## start RECORDS SUPPLIED
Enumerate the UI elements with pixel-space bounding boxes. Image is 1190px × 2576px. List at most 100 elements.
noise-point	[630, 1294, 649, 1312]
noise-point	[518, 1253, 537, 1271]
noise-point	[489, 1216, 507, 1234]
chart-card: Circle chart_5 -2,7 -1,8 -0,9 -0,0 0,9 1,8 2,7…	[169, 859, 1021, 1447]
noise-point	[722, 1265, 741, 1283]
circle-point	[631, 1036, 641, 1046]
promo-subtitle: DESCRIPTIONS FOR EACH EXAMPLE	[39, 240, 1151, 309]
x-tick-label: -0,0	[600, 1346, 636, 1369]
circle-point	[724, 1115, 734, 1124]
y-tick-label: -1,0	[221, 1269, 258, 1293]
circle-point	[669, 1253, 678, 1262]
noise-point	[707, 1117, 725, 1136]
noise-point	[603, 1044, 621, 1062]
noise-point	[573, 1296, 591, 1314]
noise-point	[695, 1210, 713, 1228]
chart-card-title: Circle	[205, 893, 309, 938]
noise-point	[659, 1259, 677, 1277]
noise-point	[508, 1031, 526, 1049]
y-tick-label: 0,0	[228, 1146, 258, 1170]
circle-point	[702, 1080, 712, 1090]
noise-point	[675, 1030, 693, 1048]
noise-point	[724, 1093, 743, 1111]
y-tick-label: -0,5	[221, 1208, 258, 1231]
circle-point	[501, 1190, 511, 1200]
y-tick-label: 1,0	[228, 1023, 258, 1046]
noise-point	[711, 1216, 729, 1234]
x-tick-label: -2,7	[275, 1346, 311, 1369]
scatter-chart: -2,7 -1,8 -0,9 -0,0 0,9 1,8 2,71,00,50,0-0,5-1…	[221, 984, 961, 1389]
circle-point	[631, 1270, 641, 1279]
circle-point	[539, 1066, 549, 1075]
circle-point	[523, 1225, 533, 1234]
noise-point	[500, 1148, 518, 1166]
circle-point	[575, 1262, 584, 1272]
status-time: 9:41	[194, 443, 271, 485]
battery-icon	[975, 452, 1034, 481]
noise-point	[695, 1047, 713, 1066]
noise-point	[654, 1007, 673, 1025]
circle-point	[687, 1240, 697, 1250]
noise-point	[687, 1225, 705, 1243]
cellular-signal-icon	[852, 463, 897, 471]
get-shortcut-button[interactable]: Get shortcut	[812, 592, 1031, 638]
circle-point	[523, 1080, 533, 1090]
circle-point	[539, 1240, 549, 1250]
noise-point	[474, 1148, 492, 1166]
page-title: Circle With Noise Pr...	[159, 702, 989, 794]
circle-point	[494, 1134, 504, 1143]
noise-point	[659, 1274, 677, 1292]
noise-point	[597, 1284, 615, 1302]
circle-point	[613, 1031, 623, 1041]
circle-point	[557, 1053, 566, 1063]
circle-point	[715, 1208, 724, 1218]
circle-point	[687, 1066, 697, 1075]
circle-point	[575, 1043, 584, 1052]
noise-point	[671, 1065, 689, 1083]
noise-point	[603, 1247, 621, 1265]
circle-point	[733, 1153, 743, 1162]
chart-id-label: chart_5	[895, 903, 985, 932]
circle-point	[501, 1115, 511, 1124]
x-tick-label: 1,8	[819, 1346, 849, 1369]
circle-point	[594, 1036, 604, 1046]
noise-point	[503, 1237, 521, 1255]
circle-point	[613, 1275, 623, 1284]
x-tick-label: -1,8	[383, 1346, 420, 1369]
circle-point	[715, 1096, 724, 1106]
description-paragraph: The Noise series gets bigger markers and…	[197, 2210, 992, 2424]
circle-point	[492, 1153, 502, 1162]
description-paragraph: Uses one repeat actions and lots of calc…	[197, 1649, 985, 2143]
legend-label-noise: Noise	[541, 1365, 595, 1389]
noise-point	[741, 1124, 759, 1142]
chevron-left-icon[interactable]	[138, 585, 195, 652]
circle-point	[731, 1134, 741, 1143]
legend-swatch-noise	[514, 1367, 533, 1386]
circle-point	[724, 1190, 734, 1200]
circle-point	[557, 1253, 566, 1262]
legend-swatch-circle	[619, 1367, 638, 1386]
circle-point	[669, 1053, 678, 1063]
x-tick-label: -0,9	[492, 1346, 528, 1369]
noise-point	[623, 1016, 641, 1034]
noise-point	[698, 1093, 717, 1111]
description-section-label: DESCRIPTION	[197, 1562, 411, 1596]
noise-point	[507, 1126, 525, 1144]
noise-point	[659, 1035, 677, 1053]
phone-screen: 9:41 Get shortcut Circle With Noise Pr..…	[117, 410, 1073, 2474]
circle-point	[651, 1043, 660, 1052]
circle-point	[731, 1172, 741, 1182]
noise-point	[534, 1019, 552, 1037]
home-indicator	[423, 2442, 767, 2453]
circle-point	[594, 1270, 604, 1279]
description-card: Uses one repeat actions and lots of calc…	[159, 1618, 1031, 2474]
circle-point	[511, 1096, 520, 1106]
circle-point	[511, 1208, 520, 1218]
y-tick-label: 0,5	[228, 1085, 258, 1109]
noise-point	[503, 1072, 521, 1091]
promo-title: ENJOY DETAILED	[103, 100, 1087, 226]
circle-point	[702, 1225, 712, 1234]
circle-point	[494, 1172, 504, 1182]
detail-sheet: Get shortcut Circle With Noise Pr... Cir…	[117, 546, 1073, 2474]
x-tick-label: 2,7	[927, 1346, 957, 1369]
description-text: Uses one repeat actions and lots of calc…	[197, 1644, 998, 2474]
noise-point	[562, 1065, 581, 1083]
## end RECORDS SUPPLIED
THE PROBLEM. Return the data unchanged, starting at its first line and ending at the line that contains "1265, 741, 1283]", with both of those lines included.

ANSWER.
Enumerate the UI elements with pixel-space bounding boxes. Image is 1190px × 2576px. List at most 100 elements.
noise-point	[630, 1294, 649, 1312]
noise-point	[518, 1253, 537, 1271]
noise-point	[489, 1216, 507, 1234]
chart-card: Circle chart_5 -2,7 -1,8 -0,9 -0,0 0,9 1,8 2,7…	[169, 859, 1021, 1447]
noise-point	[722, 1265, 741, 1283]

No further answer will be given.